> Source document:
Early Xen detection, HVM refactoring, PVHVM interrupt infrastructure,
and misc Xen cleanups:

Sponsored by: Spectra Logic Corporation

Unification of PV & HVM interrupt infrastructure, bug fixes,
and misc Xen cleanups:

Submitted by: Roger Pau Monné
Sponsored by: Citrix Systems R&D

sys/x86/x86/local_apic.c:
sys/amd64/include/apicvar.h:
sys/i386/include/apicvar.h:
sys/amd64/amd64/apic_vector.S:
sys/i386/i386/apic_vector.s:
sys/amd64/amd64/machdep.c:
sys/i386/i386/machdep.c:
sys/i386/xen/exception.s:
sys/x86/include/segments.h:
	Reserve IDT vector 0x93 for the Xen event channel upcall
	interrupt handler.  On Hypervisors that support the direct
	vector callback feature, we can request that this vector be
	called directly by an injected HVM interrupt event, instead
	of a simulated PCI interrupt on the Xen platform PCI device.
	This avoids all of the overhead of dealing with the emulated
	I/O APIC and local APIC.  It also means that the Hypervisor
	can inject these events on any CPU, allowing upcalls for
	different ports to be handled in parallel.

sys/amd64/amd64/mp_machdep.c:
sys/i386/i386/mp_machdep.c:
	Map Xen per-vcpu area during AP startup.

sys/amd64/include/intr_machdep.h:
sys/i386/include/intr_machdep.h:
	Increase the FreeBSD IRQ vector table to include space
	for event channel interrupt sources.

sys/amd64/include/pcpu.h:
sys/i386/include/pcpu.h:
	Remove Xen HVM per-cpu variable data.  These fields are now
	allocated via the dynamic per-cpu scheme.  See xen_intr.c
	for details.

sys/amd64/include/xen/hypercall.h:
sys/dev/xen/blkback/blkback.c:
sys/i386/include/xen/xenvar.h:
sys/i386/xen/clock.c:
sys/i386/xen/xen_machdep.c:
sys/xen/gnttab.c:
	Prefer FreeBSD primatives to Linux ones in Xen support code.

sys/amd64/include/xen/xen-os.h:
sys/i386/include/xen/xen-os.h:
sys/xen/xen-os.h:
sys/dev/xen/balloon/balloon.c:
sys/dev/xen/blkback/blkback.c:
sys/dev/xen/blkfront/blkfront.c:
sys/dev/xen/console/xencons_ring.c:
sys/dev/xen/control/control.c:
sys/dev/xen/netback/netback.c:
sys/dev/xen/netfront/netfront.c:
sys/dev/xen/xenpci/xenpci.c:
sys/i386/i386/machdep.c:
sys/i386/include/pmap.h:
sys/i386/include/xen/xenfunc.h:
sys/i386/isa/npx.c:
sys/i386/xen/clock.c:
sys/i386/xen/mp_machdep.c:
sys/i386/xen/mptable.c:
sys/i386/xen/xen_clock_util.c:
sys/i386/xen/xen_machdep.c:
sys/i386/xen/xen_rtc.c:
sys/xen/evtchn/evtchn_dev.c:
sys/xen/features.c:
sys/xen/gnttab.c:
sys/xen/gnttab.h:
sys/xen/hvm.h:
sys/xen/xenbus/xenbus.c:
sys/xen/xenbus/xenbus_if.m:
sys/xen/xenbus/xenbusb_front.c:
sys/xen/xenbus/xenbusvar.h:
sys/xen/xenstore/xenstore.c:
sys/xen/xenstore/xenstore_dev.c:
sys/xen/xenstore/xenstorevar.h:
	Pull common Xen OS support functions/settings into xen/xen-os.h.

> Problem 1: Return the passage of the Xen commit message between "This avoids all" and "channel interrupt sources.", inclusive.
> Problem 2: According to the Xen commit message, which IDT vector is reserved for the Xen event channel upcall interrupt handler?
> Problem 3: Extend the Xen commit message past its final entry.
The material that comes next has no connection to the Xen commit message.

> Source excerpt:
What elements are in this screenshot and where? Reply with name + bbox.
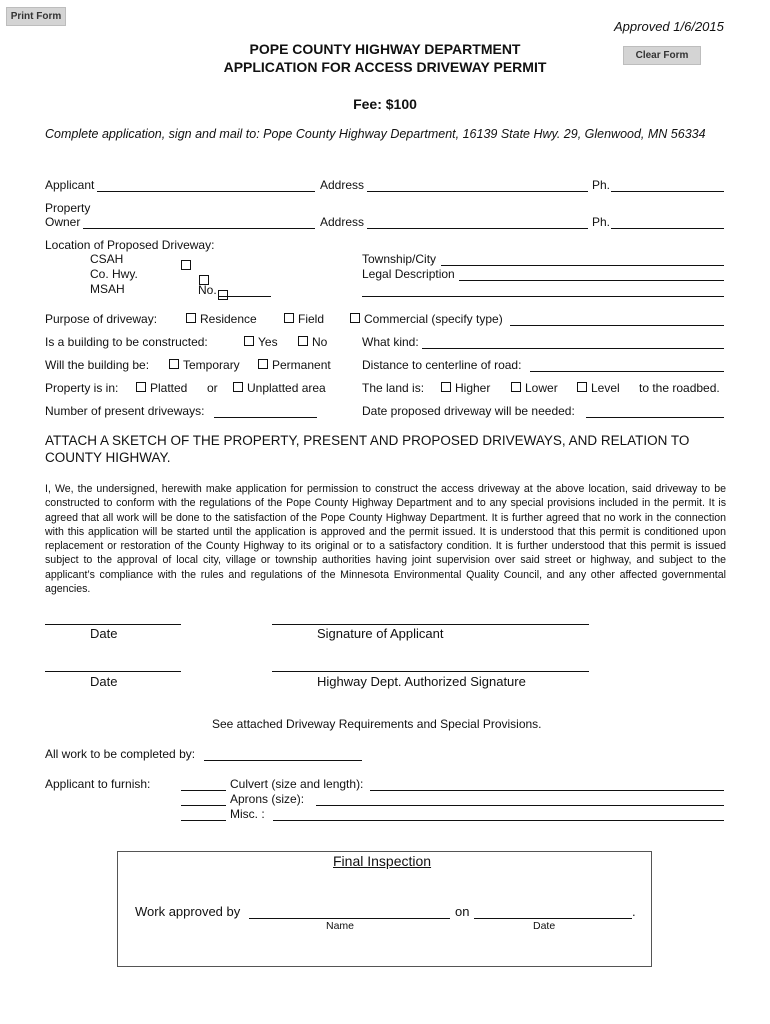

> Task answer 1:
This avoids all of the overhead of dealing with the emulated
	I/O APIC and local APIC.  It also means that the Hypervisor
	can inject these events on any CPU, allowing upcalls for
	different ports to be handled in parallel.

sys/amd64/amd64/mp_machdep.c:
sys/i386/i386/mp_machdep.c:
	Map Xen per-vcpu area during AP startup.

sys/amd64/include/intr_machdep.h:
sys/i386/include/intr_machdep.h:
	Increase the FreeBSD IRQ vector table to include space
	for event channel interrupt sources.

> Task answer 2: 0x93

> Task answer 3:
sys/amd64/include/xen/xen-os.h:
sys/i386/include/xen/xen-os.h:
sys/xen/xen-os.h:
	Remove constants, macros, and functions unused in FreeBSD's Xen
	support.

sys/xen/xen-os.h:
sys/i386/xen/xen_machdep.c:
sys/x86/xen/hvm.c:
	Introduce new functions xen_domain(), xen_pv_domain(), and
	xen_hvm_domain().  These are used in favor of #ifdefs so that
	FreeBSD can dynamically detect and adapt to the presence of
	a hypervisor.  The goal is to have an HVM optimized GENERIC,
	but more is necessary before this is possible.

sys/amd64/amd64/machdep.c:
sys/dev/xen/xenpci/xenpcivar.h:
sys/dev/xen/xenpci/xenpci.c:
sys/x86/xen/hvm.c:
sys/sys/kernel.h:
	Refactor magic ioport, Hypercall table and Hypervisor shared
	information page setup, and move it to a dedicated HVM support
	module.

	HVM mode initialization is now triggered during the
	SI_SUB_HYPERVISOR phase of system startup.  This currently
	occurs just after the kernel VM is fully setup which is
	just enough infrastructure to allow the hypercall table
	and shared info page to be properly mapped.

sys/xen/hvm.h:
sys/x86/xen/hvm.c:
	Add definitions and a method for configuring Hypervisor event
	delievery via a direct vector callback.

sys/amd64/include/xen/xen-os.h:
sys/x86/xen/hvm.c:

sys/conf/files:
sys/conf/files.amd64:
sys/conf/files.i386:
	Adjust kernel build to reflect the refactoring of early
	Xen startup code and Xen interrupt services.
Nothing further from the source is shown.